Dataset records:

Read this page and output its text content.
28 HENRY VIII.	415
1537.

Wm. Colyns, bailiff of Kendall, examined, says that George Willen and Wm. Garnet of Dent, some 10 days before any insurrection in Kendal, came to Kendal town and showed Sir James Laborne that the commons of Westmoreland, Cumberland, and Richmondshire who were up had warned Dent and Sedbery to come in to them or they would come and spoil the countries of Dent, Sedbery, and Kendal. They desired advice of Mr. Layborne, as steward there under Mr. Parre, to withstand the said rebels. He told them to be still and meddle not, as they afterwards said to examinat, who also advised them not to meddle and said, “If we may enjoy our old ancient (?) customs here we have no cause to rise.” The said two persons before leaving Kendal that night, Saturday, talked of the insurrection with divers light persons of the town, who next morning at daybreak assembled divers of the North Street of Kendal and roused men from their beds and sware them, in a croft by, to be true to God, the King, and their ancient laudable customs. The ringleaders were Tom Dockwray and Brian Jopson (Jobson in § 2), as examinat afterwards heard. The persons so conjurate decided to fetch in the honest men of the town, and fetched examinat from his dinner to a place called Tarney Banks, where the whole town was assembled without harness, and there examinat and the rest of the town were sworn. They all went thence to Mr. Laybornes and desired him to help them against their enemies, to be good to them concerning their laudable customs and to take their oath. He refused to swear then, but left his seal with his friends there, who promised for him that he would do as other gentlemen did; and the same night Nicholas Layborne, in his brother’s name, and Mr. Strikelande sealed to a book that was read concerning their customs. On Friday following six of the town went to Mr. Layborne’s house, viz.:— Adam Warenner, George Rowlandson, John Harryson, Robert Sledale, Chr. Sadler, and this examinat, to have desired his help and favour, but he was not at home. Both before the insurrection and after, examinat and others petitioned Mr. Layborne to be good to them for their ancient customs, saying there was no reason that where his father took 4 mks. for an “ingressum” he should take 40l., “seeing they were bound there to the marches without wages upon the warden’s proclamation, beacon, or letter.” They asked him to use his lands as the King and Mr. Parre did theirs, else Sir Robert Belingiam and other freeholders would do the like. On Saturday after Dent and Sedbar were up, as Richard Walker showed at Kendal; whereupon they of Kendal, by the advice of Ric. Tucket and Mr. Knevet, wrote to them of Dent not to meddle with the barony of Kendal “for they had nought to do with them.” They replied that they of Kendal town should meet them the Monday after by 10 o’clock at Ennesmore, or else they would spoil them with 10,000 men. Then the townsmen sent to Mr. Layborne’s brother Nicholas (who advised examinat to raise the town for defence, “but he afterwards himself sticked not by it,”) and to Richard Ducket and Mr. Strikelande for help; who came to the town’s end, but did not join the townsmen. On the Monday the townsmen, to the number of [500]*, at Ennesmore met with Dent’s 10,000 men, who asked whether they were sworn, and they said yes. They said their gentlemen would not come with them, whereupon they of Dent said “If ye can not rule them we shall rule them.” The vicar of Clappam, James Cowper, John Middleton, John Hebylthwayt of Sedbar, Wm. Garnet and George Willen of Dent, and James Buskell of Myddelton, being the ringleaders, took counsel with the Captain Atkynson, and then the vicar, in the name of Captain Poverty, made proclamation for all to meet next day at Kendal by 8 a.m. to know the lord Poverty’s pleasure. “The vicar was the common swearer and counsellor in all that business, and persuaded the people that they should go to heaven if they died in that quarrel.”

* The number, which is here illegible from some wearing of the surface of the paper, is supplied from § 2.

Written instruction: The records above should be duplicated in full, exactly as given.

Reply to the exercise:
Read this page and output its text content.
28 HENRY VIII.	415
1537.

Wm. Colyns, bailiff of Kendall, examined, says that George Willen and Wm. Garnet of Dent, some 10 days before any insurrection in Kendal, came to Kendal town and showed Sir James Laborne that the commons of Westmoreland, Cumberland, and Richmondshire who were up had warned Dent and Sedbery to come in to them or they would come and spoil the countries of Dent, Sedbery, and Kendal. They desired advice of Mr. Layborne, as steward there under Mr. Parre, to withstand the said rebels. He told them to be still and meddle not, as they afterwards said to examinat, who also advised them not to meddle and said, “If we may enjoy our old ancient (?) customs here we have no cause to rise.” The said two persons before leaving Kendal that night, Saturday, talked of the insurrection with divers light persons of the town, who next morning at daybreak assembled divers of the North Street of Kendal and roused men from their beds and sware them, in a croft by, to be true to God, the King, and their ancient laudable customs. The ringleaders were Tom Dockwray and Brian Jopson (Jobson in § 2), as examinat afterwards heard. The persons so conjurate decided to fetch in the honest men of the town, and fetched examinat from his dinner to a place called Tarney Banks, where the whole town was assembled without harness, and there examinat and the rest of the town were sworn. They all went thence to Mr. Laybornes and desired him to help them against their enemies, to be good to them concerning their laudable customs and to take their oath. He refused to swear then, but left his seal with his friends there, who promised for him that he would do as other gentlemen did; and the same night Nicholas Layborne, in his brother’s name, and Mr. Strikelande sealed to a book that was read concerning their customs. On Friday following six of the town went to Mr. Layborne’s house, viz.:— Adam Warenner, George Rowlandson, John Harryson, Robert Sledale, Chr. Sadler, and this examinat, to have desired his help and favour, but he was not at home. Both before the insurrection and after, examinat and others petitioned Mr. Layborne to be good to them for their ancient customs, saying there was no reason that where his father took 4 mks. for an “ingressum” he should take 40l., “seeing they were bound there to the marches without wages upon the warden’s proclamation, beacon, or letter.” They asked him to use his lands as the King and Mr. Parre did theirs, else Sir Robert Belingiam and other freeholders would do the like. On Saturday after Dent and Sedbar were up, as Richard Walker showed at Kendal; whereupon they of Kendal, by the advice of Ric. Tucket and Mr. Knevet, wrote to them of Dent not to meddle with the barony of Kendal “for they had nought to do with them.” They replied that they of Kendal town should meet them the Monday after by 10 o’clock at Ennesmore, or else they would spoil them with 10,000 men. Then the townsmen sent to Mr. Layborne’s brother Nicholas (who advised examinat to raise the town for defence, “but he afterwards himself sticked not by it,”) and to Richard Ducket and Mr. Strikelande for help; who came to the town’s end, but did not join the townsmen. On the Monday the townsmen, to the number of [500]*, at Ennesmore met with Dent’s 10,000 men, who asked whether they were sworn, and they said yes. They said their gentlemen would not come with them, whereupon they of Dent said “If ye can not rule them we shall rule them.” The vicar of Clappam, James Cowper, John Middleton, John Hebylthwayt of Sedbar, Wm. Garnet and George Willen of Dent, and James Buskell of Myddelton, being the ringleaders, took counsel with the Captain Atkynson, and then the vicar, in the name of Captain Poverty, made proclamation for all to meet next day at Kendal by 8 a.m. to know the lord Poverty’s pleasure. “The vicar was the common swearer and counsellor in all that business, and persuaded the people that they should go to heaven if they died in that quarrel.”

* The number, which is here illegible from some wearing of the surface of the paper, is supplied from § 2.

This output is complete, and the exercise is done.